Given request
Transcribe all of the material exactly, except for its pictures.

(Records that describe figures)

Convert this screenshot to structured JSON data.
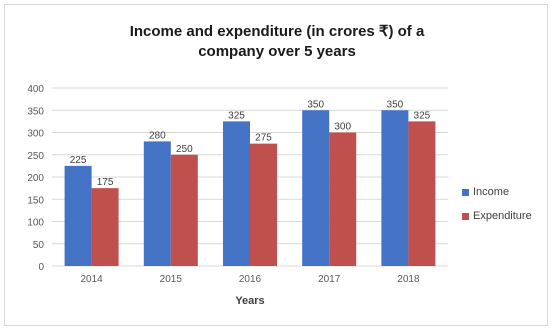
{
  "colors": {
    "income": "#4472C4",
    "expenditure": "#C0504D",
    "grid": "#d9d9d9",
    "axis_text": "#595959"
  },
  "chart_data": {
    "type": "bar",
    "title_lines": [
      "Income and expenditure (in crores ₹) of a",
      "company over 5 years"
    ],
    "categories": [
      "2014",
      "2015",
      "2016",
      "2017",
      "2018"
    ],
    "series": [
      {
        "name": "Income",
        "values": [
          225,
          280,
          325,
          350,
          350
        ],
        "labels": [
          "225",
          "280",
          "325",
          "350",
          "350"
        ]
      },
      {
        "name": "Expenditure",
        "values": [
          175,
          250,
          275,
          300,
          325
        ],
        "labels": [
          "175",
          "250",
          "275",
          "300",
          "325"
        ]
      }
    ],
    "xlabel": "Years",
    "ylabel": "",
    "ylim": [
      0,
      400
    ],
    "yticks": [
      "0",
      "50",
      "100",
      "150",
      "200",
      "250",
      "300",
      "350",
      "400"
    ],
    "grid": true,
    "legend_position": "right"
  }
}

Response below
Convert this screenshot to structured JSON data.
{
  "colors": {
    "income": "#4472C4",
    "expenditure": "#C0504D",
    "grid": "#d9d9d9",
    "axis_text": "#595959"
  },
  "chart_data": {
    "type": "bar",
    "title_lines": [
      "Income and expenditure (in crores ₹) of a",
      "company over 5 years"
    ],
    "categories": [
      "2014",
      "2015",
      "2016",
      "2017",
      "2018"
    ],
    "series": [
      {
        "name": "Income",
        "values": [
          225,
          280,
          325,
          350,
          350
        ],
        "labels": [
          "225",
          "280",
          "325",
          "350",
          "350"
        ]
      },
      {
        "name": "Expenditure",
        "values": [
          175,
          250,
          275,
          300,
          325
        ],
        "labels": [
          "175",
          "250",
          "275",
          "300",
          "325"
        ]
      }
    ],
    "xlabel": "Years",
    "ylabel": "",
    "ylim": [
      0,
      400
    ],
    "yticks": [
      "0",
      "50",
      "100",
      "150",
      "200",
      "250",
      "300",
      "350",
      "400"
    ],
    "grid": true,
    "legend_position": "right"
  }
}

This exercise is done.